Data records:
################

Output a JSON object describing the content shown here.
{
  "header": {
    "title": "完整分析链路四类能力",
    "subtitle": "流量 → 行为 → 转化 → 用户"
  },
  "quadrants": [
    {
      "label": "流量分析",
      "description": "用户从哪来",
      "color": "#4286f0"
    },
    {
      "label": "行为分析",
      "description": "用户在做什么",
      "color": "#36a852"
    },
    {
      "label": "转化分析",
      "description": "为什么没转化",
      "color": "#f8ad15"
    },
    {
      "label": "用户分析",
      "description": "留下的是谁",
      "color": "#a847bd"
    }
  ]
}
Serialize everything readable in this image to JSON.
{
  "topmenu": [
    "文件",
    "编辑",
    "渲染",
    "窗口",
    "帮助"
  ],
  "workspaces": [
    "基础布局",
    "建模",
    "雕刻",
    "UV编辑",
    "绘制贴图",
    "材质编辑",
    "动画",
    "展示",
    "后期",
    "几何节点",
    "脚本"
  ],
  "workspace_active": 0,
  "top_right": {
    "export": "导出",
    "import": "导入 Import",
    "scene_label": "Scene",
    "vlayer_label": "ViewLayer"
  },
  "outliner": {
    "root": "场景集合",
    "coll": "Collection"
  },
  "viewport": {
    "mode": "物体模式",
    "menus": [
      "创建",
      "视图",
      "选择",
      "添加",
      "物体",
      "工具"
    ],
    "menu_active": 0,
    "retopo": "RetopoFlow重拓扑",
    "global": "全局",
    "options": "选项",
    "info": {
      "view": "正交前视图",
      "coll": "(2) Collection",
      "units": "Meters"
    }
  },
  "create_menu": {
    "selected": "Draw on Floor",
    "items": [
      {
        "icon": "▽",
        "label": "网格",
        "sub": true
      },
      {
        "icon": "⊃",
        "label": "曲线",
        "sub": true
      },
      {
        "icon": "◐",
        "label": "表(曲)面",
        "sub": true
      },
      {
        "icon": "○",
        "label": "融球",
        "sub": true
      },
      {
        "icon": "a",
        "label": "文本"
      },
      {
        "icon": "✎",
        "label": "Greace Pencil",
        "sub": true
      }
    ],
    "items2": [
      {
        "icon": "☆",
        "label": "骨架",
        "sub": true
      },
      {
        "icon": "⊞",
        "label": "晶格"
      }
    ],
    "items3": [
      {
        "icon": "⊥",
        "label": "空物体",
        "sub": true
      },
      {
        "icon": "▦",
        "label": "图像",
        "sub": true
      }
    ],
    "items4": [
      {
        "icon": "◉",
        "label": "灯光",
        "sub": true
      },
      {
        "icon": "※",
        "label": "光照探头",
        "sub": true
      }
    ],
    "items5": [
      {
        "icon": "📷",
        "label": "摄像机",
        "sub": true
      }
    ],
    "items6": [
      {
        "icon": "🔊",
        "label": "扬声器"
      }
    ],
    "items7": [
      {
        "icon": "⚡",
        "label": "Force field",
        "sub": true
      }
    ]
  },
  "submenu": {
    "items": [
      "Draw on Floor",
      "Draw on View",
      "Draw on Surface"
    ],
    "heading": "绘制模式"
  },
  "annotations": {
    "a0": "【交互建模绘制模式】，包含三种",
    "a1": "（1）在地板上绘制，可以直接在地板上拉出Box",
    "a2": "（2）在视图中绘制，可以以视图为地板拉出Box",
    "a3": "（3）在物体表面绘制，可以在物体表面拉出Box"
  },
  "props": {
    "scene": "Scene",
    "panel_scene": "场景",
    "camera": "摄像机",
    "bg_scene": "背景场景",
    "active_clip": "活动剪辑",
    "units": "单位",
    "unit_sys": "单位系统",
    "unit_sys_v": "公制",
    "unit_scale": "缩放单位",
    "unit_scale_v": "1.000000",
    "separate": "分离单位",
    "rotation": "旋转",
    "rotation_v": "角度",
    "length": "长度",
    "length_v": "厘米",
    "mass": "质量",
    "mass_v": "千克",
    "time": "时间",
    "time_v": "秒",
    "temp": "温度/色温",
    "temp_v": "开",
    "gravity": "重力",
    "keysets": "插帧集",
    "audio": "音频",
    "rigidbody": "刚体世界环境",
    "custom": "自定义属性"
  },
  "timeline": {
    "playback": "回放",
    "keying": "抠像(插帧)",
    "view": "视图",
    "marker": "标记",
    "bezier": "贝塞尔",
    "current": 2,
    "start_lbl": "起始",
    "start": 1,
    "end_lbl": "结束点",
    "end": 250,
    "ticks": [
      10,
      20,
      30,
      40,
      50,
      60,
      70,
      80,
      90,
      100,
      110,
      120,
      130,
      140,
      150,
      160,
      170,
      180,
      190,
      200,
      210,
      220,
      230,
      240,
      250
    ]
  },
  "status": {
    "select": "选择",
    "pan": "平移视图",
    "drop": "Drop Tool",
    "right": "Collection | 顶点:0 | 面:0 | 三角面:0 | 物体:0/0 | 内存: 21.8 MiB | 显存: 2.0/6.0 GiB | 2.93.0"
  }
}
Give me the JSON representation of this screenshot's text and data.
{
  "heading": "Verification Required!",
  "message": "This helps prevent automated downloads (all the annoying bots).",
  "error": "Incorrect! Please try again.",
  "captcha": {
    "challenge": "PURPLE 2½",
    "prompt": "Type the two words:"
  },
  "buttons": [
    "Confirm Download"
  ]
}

################

Locate the line with "Give me the" in the entries above; extract it and every line after it, verbatim.

Give me the JSON representation of this screenshot's text and data.
{
  "heading": "Verification Required!",
  "message": "This helps prevent automated downloads (all the annoying bots).",
  "error": "Incorrect! Please try again.",
  "captcha": {
    "challenge": "PURPLE 2½",
    "prompt": "Type the two words:"
  },
  "buttons": [
    "Confirm Download"
  ]
}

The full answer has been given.